Recorded data
================

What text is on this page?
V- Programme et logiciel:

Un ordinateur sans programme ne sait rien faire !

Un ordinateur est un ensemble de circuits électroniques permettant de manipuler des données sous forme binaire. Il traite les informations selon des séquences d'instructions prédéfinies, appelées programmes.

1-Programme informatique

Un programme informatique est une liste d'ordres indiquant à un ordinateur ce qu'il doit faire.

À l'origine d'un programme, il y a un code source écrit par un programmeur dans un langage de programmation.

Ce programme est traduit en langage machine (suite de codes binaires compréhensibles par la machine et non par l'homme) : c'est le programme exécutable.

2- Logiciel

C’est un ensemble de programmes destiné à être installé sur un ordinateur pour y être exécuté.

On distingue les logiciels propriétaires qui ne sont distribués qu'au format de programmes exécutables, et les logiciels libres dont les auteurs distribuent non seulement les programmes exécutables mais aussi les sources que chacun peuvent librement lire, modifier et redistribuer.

================

Given problem => Write the data back out verbatim.

Answer to the task =>
What text is on this page?
V- Programme et logiciel:

Un ordinateur sans programme ne sait rien faire !

Un ordinateur est un ensemble de circuits électroniques permettant de manipuler des données sous forme binaire. Il traite les informations selon des séquences d'instructions prédéfinies, appelées programmes.

1-Programme informatique

Un programme informatique est une liste d'ordres indiquant à un ordinateur ce qu'il doit faire.

À l'origine d'un programme, il y a un code source écrit par un programmeur dans un langage de programmation.

Ce programme est traduit en langage machine (suite de codes binaires compréhensibles par la machine et non par l'homme) : c'est le programme exécutable.

2- Logiciel

C’est un ensemble de programmes destiné à être installé sur un ordinateur pour y être exécuté.

On distingue les logiciels propriétaires qui ne sont distribués qu'au format de programmes exécutables, et les logiciels libres dont les auteurs distribuent non seulement les programmes exécutables mais aussi les sources que chacun peuvent librement lire, modifier et redistribuer.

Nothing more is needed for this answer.